**Request**. Where does the string "lantern" appear? Copy every line of the entries below that holds it.

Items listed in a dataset

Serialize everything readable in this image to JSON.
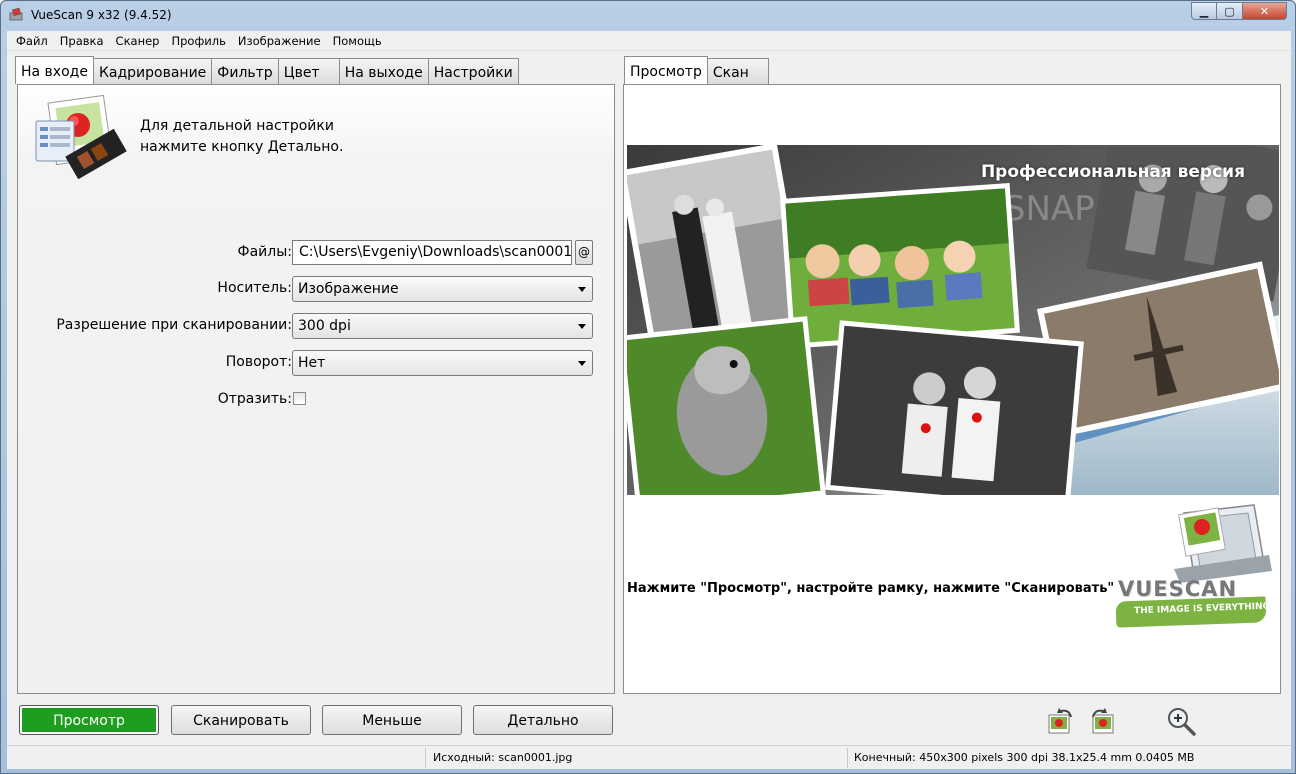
{
  "window": {
    "title": "VueScan 9 x32 (9.4.52)"
  },
  "menu": [
    "Файл",
    "Правка",
    "Сканер",
    "Профиль",
    "Изображение",
    "Помощь"
  ],
  "left_tabs": [
    {
      "label": "На входе",
      "active": true
    },
    {
      "label": "Кадрирование",
      "active": false
    },
    {
      "label": "Фильтр",
      "active": false
    },
    {
      "label": "Цвет",
      "active": false
    },
    {
      "label": "На выходе",
      "active": false
    },
    {
      "label": "Настройки",
      "active": false
    }
  ],
  "help": {
    "line1": "Для детальной настройки",
    "line2": "нажмите кнопку Детально."
  },
  "form": {
    "files_label": "Файлы:",
    "files_value": "C:\\Users\\Evgeniy\\Downloads\\scan0001",
    "files_at": "@",
    "media_label": "Носитель:",
    "media_value": "Изображение",
    "resolution_label": "Разрешение при сканировании:",
    "resolution_value": "300 dpi",
    "rotation_label": "Поворот:",
    "rotation_value": "Нет",
    "mirror_label": "Отразить:",
    "mirror_checked": false
  },
  "right_tabs": [
    {
      "label": "Просмотр",
      "active": true
    },
    {
      "label": "Скан",
      "active": false
    }
  ],
  "promo": {
    "title": "Профессиональная версия"
  },
  "hint": "Нажмите \"Просмотр\", настройте рамку, нажмите \"Сканировать\"",
  "logo": {
    "word": "VUESCAN",
    "tagline": "THE IMAGE IS EVERYTHING"
  },
  "buttons": {
    "preview": "Просмотр",
    "scan": "Сканировать",
    "less": "Меньше",
    "more": "Детально"
  },
  "status": {
    "source": "Исходный: scan0001.jpg",
    "output": "Конечный: 450x300 pixels 300 dpi 38.1x25.4 mm 0.0405 MB"
  },
  "colors": {
    "accent_green": "#1e9e1e",
    "logo_green": "#7cb342"
  }
}
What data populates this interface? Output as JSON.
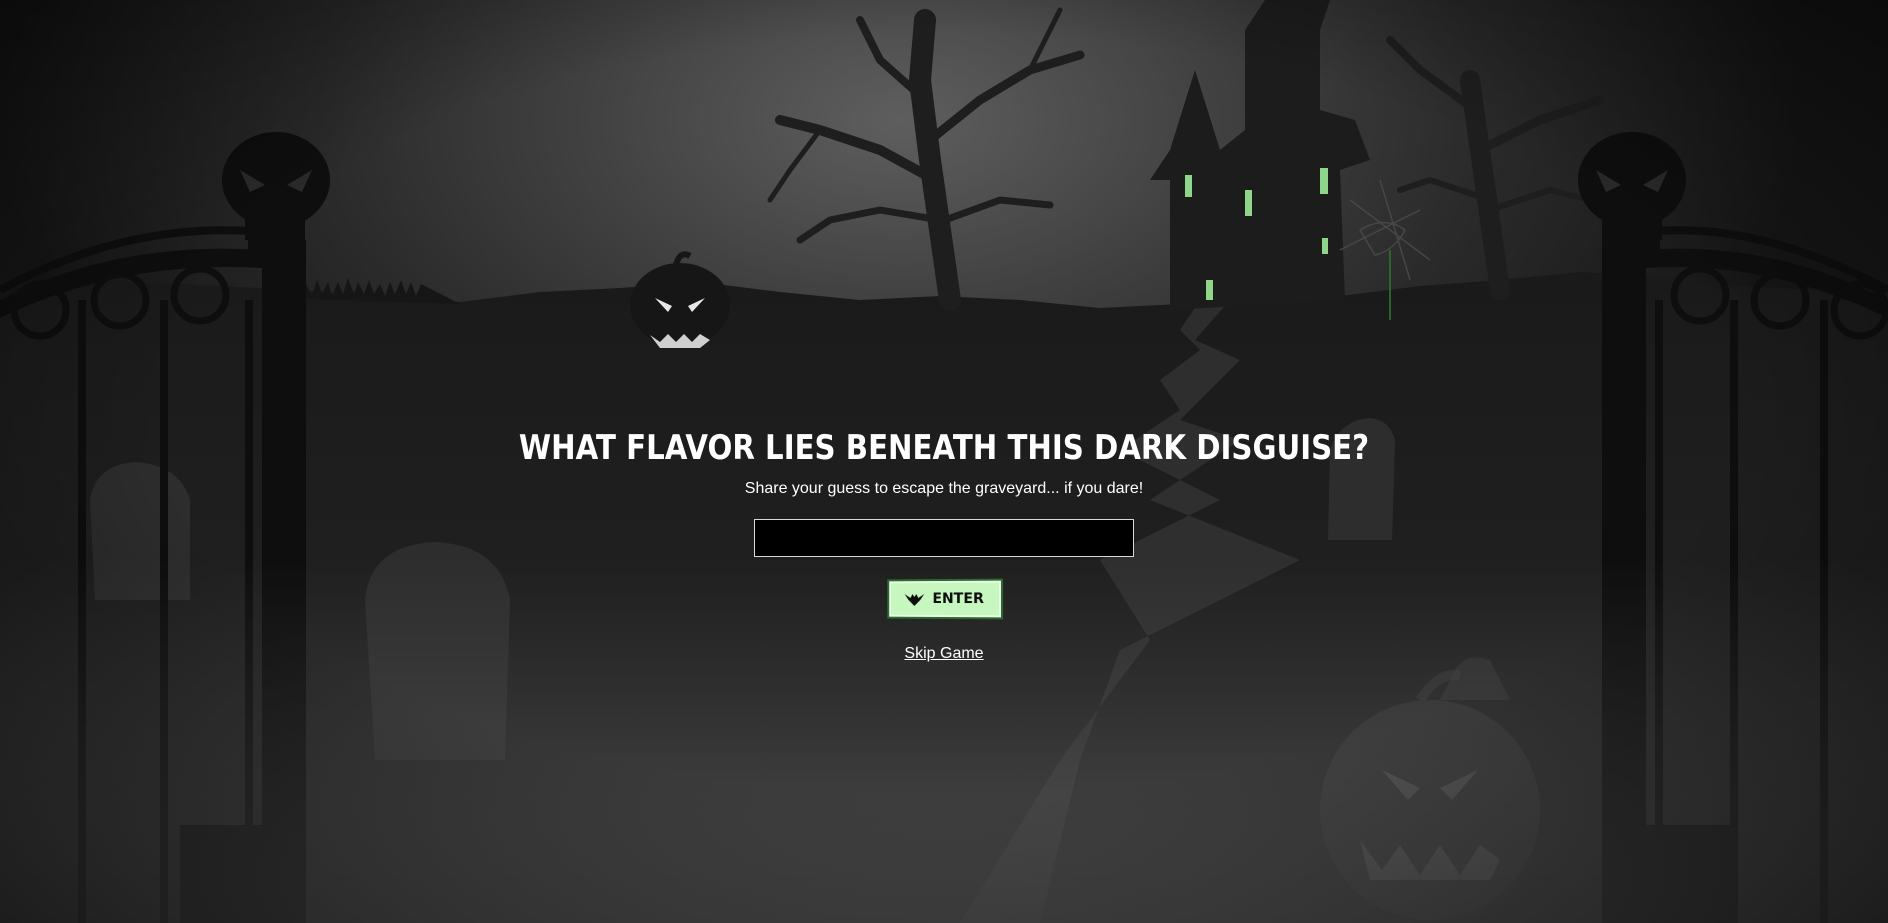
{
  "game": {
    "title": "WHAT FLAVOR LIES BENEATH THIS DARK DISGUISE?",
    "subtitle": "Share your guess to escape the graveyard... if you dare!",
    "guess_input": {
      "value": "",
      "placeholder": ""
    },
    "enter_button": {
      "label": "ENTER",
      "icon": "bat-icon"
    },
    "skip_link": "Skip Game"
  },
  "scene": {
    "elements": [
      "skull-gate-left",
      "skull-gate-right",
      "dead-tree-left",
      "dead-tree-right",
      "haunted-house",
      "jack-o-lantern-small",
      "jack-o-lantern-large",
      "tombstones",
      "spider-web",
      "winding-path",
      "fog"
    ],
    "accent_color": "#c5f7bf",
    "window_glow_color": "#8fd68a"
  }
}
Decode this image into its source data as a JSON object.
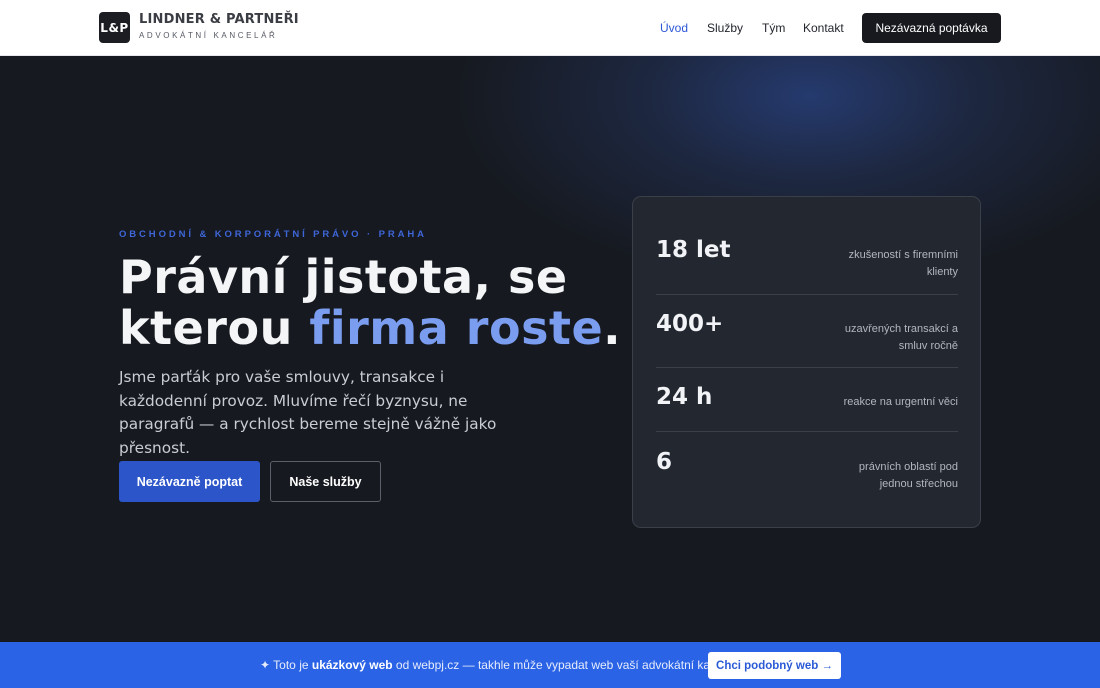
{
  "header": {
    "logo_mark": "L&P",
    "logo_name": "LINDNER & PARTNEŘI",
    "logo_sub": "ADVOKÁTNÍ KANCELÁŘ",
    "nav": [
      {
        "label": "Úvod",
        "active": true
      },
      {
        "label": "Služby"
      },
      {
        "label": "Tým"
      },
      {
        "label": "Kontakt"
      }
    ],
    "cta_label": "Nezávazná poptávka"
  },
  "hero": {
    "eyebrow": "OBCHODNÍ & KORPORÁTNÍ PRÁVO · PRAHA",
    "headline_line1": "Právní jistota, se",
    "headline_line2_start": "kterou ",
    "headline_accent": "firma roste",
    "headline_end": ".",
    "lead": "Jsme parťák pro vaše smlouvy, transakce i každodenní provoz. Mluvíme řečí byznysu, ne paragrafů — a rychlost bereme stejně vážně jako přesnost.",
    "primary_button": "Nezávazně poptat",
    "secondary_button": "Naše služby"
  },
  "stats": [
    {
      "value": "18 let",
      "label": "zkušeností s firemními klienty"
    },
    {
      "value": "400+",
      "label": "uzavřených transakcí a smluv ročně"
    },
    {
      "value": "24 h",
      "label": "reakce na urgentní věci"
    },
    {
      "value": "6",
      "label": "právních oblastí pod jednou střechou"
    }
  ],
  "banner": {
    "prefix": "✦ Toto je ",
    "bold": "ukázkový web",
    "suffix": " od webpj.cz — takhle může vypadat web vaší advokátní kanceláře.",
    "button": "Chci podobný web →"
  },
  "colors": {
    "accent": "#2b55c9",
    "headline_accent": "#7b9df0",
    "background": "#16191f",
    "banner": "#2a63e6"
  }
}
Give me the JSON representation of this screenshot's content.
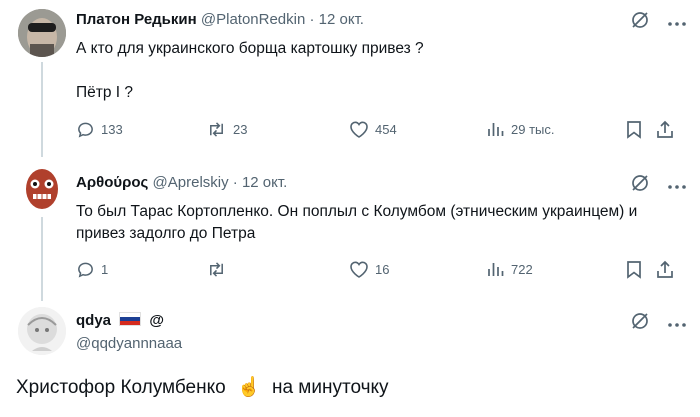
{
  "tweets": [
    {
      "name": "Платон Редькин",
      "handle": "@PlatonRedkin",
      "sep": "·",
      "date": "12 окт.",
      "text_line1": "А кто для украинского борща картошку привез ?",
      "text_line2": "Пётр I ?",
      "replies": "133",
      "reposts": "23",
      "likes": "454",
      "views": "29 тыс."
    },
    {
      "name": "Αρθούρος",
      "handle": "@Aprelskiy",
      "sep": "·",
      "date": "12 окт.",
      "text": "То был Тарас Кортопленко. Он поплыл с Колумбом (этническим украинцем) и привез задолго до Петра",
      "replies": "1",
      "reposts": "",
      "likes": "16",
      "views": "722"
    },
    {
      "name": "qdya",
      "at_symbol": "@",
      "handle": "@qqdyannnaaa",
      "text_before": "Христофор Колумбенко",
      "emoji": "☝",
      "text_after": "на минуточку"
    }
  ],
  "icons": {
    "grok": "grok-icon",
    "more": "more-icon",
    "reply": "reply-icon",
    "repost": "repost-icon",
    "like": "like-icon",
    "views": "views-icon",
    "bookmark": "bookmark-icon",
    "share": "share-icon"
  },
  "colors": {
    "text": "#0f1419",
    "muted": "#536471",
    "line": "#cfd9de"
  }
}
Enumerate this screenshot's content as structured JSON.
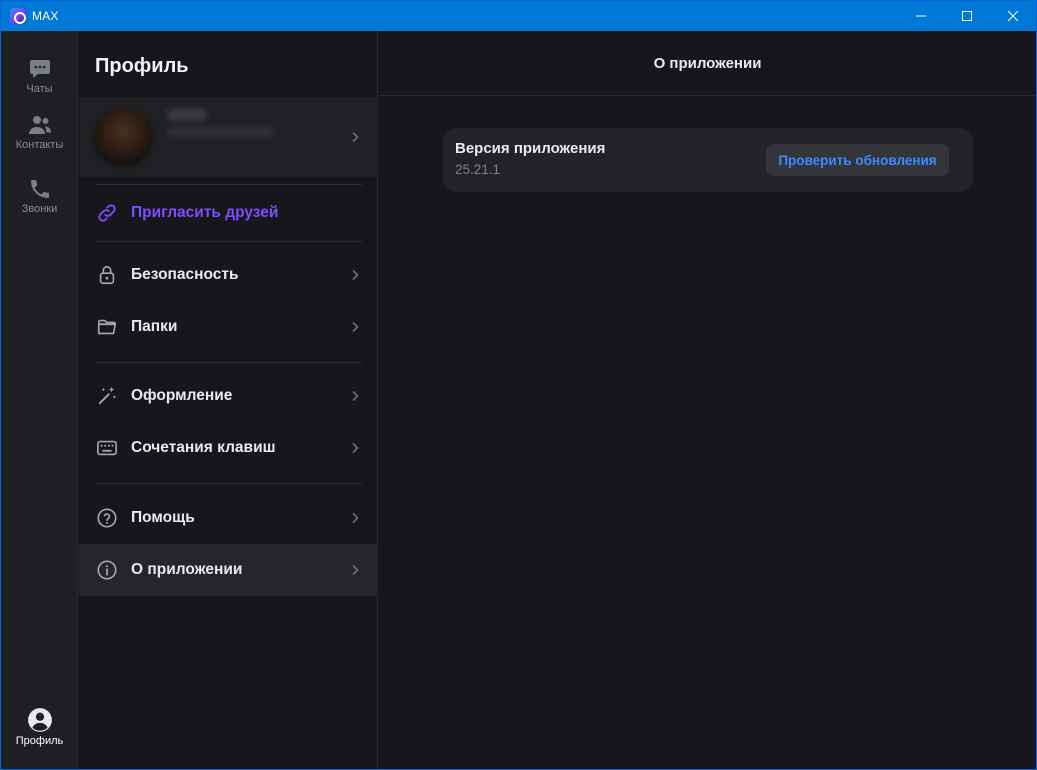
{
  "window": {
    "title": "MAX"
  },
  "rail": {
    "items": [
      {
        "label": "Чаты",
        "icon": "chat-icon"
      },
      {
        "label": "Контакты",
        "icon": "contacts-icon"
      },
      {
        "label": "Звонки",
        "icon": "phone-icon"
      }
    ],
    "profile": {
      "label": "Профиль",
      "icon": "user-avatar-icon"
    }
  },
  "middle": {
    "title": "Профиль",
    "menu": [
      {
        "label": "Пригласить друзей",
        "icon": "link-icon"
      },
      {
        "label": "Безопасность",
        "icon": "lock-icon"
      },
      {
        "label": "Папки",
        "icon": "folder-icon"
      },
      {
        "label": "Оформление",
        "icon": "magic-wand-icon"
      },
      {
        "label": "Сочетания клавиш",
        "icon": "keyboard-icon"
      },
      {
        "label": "Помощь",
        "icon": "help-icon"
      },
      {
        "label": "О приложении",
        "icon": "info-icon"
      }
    ]
  },
  "content": {
    "title": "О приложении",
    "version_label": "Версия приложения",
    "version_value": "25.21.1",
    "check_button": "Проверить обновления"
  },
  "colors": {
    "accent_purple": "#7d4dff",
    "accent_blue": "#3d8bff",
    "titlebar": "#0078d7"
  }
}
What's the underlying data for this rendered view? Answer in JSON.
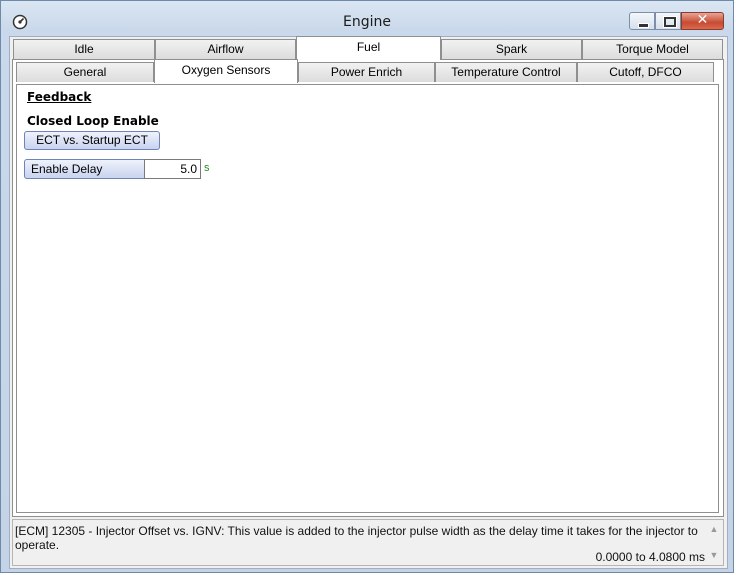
{
  "window": {
    "title": "Engine",
    "icon": "gauge-icon"
  },
  "controls": {
    "minimize": "minimize-icon",
    "maximize": "maximize-icon",
    "close_glyph": "✕"
  },
  "main_tabs": [
    "Idle",
    "Airflow",
    "Fuel",
    "Spark",
    "Torque Model"
  ],
  "main_tabs_active": "Fuel",
  "sub_tabs": [
    "General",
    "Oxygen Sensors",
    "Power Enrich",
    "Temperature Control",
    "Cutoff, DFCO"
  ],
  "sub_tabs_active": "Oxygen Sensors",
  "content": {
    "section": "Feedback",
    "group": "Closed Loop Enable",
    "table_button": "ECT vs. Startup ECT",
    "param": {
      "label": "Enable Delay",
      "value": "5.0",
      "unit": "s"
    }
  },
  "description": {
    "text": "[ECM] 12305 - Injector Offset vs. IGNV: This value is added to the injector pulse width as the delay time it takes for the injector to operate.",
    "range": "0.0000 to 4.0800 ms"
  },
  "colors": {
    "accent_button": "#c9d3ef",
    "unit_text": "#2b8a2b",
    "close_button": "#c74a32"
  }
}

**Exercise answer**.
      "jack-o-lantern-small",
      "jack-o-lantern-large",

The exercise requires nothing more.